(Extracted data entries)

-- Begin --

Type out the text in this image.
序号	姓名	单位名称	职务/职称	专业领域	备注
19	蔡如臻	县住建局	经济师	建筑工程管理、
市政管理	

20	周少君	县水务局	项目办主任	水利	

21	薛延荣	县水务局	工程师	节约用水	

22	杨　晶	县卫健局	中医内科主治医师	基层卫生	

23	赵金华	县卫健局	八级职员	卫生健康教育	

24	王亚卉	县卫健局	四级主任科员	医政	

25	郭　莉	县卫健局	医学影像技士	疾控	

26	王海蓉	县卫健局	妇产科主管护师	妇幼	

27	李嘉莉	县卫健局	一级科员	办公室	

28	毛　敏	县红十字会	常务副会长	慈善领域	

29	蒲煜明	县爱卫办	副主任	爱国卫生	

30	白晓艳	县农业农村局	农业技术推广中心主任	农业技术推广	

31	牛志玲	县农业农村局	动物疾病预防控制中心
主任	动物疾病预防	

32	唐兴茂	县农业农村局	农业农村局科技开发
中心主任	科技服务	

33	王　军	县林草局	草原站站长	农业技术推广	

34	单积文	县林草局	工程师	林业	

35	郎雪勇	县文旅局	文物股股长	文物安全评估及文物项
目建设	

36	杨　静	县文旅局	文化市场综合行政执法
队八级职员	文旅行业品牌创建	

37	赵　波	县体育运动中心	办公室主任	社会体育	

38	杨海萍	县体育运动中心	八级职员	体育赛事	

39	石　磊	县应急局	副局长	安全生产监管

-- End --
-- Begin --

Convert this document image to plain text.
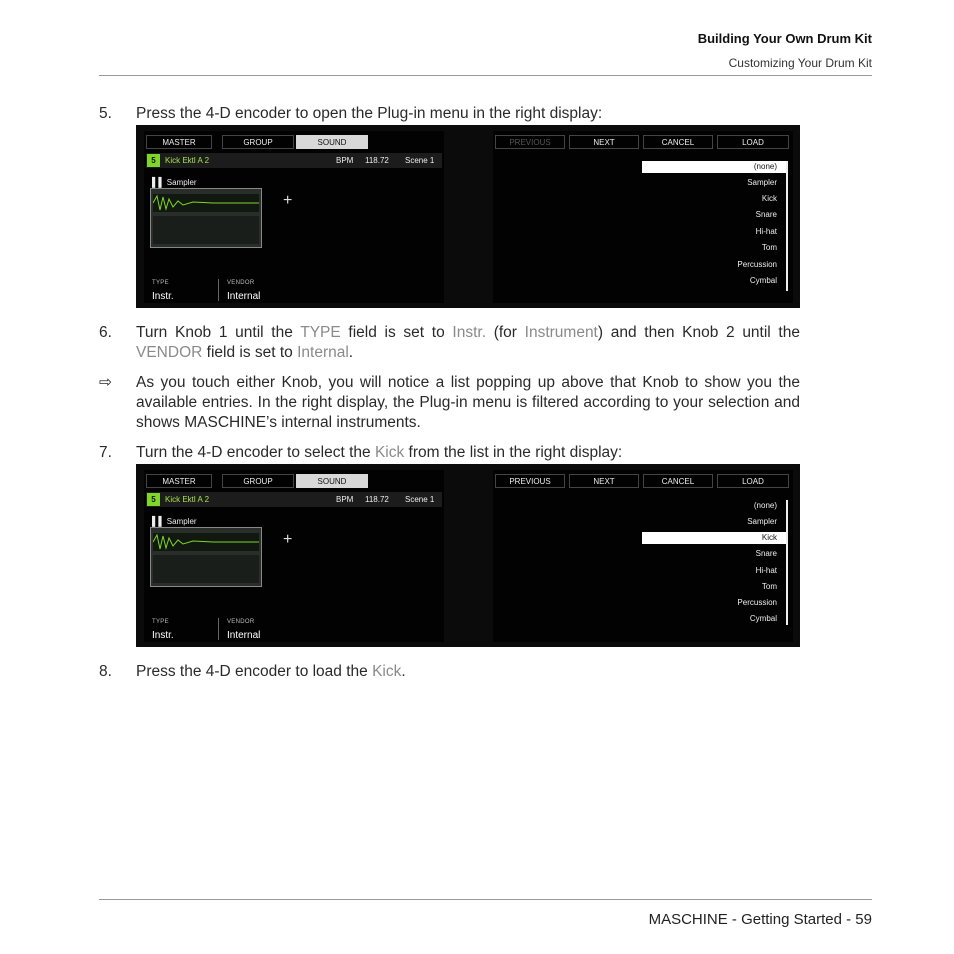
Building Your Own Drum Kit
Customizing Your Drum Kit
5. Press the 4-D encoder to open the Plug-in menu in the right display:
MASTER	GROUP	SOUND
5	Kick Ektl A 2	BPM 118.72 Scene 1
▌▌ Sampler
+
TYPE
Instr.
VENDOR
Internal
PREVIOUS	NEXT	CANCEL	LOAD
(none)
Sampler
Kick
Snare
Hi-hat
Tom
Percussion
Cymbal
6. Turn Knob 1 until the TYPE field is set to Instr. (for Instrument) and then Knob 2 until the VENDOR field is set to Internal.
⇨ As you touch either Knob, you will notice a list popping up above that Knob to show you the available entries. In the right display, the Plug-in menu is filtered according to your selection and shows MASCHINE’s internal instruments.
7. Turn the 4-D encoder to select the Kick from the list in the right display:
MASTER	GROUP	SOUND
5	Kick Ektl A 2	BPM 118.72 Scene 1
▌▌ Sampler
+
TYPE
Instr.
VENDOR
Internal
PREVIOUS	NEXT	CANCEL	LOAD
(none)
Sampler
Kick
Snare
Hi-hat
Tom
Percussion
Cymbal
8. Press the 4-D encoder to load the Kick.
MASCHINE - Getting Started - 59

-- End --

> [WHAT THE EXERCISE ASKS]
Every line above that contains the word "this" should be reported.

> [COMPLETE OUTPUT]
Type out the text in this image.
Convert this document image to plain text.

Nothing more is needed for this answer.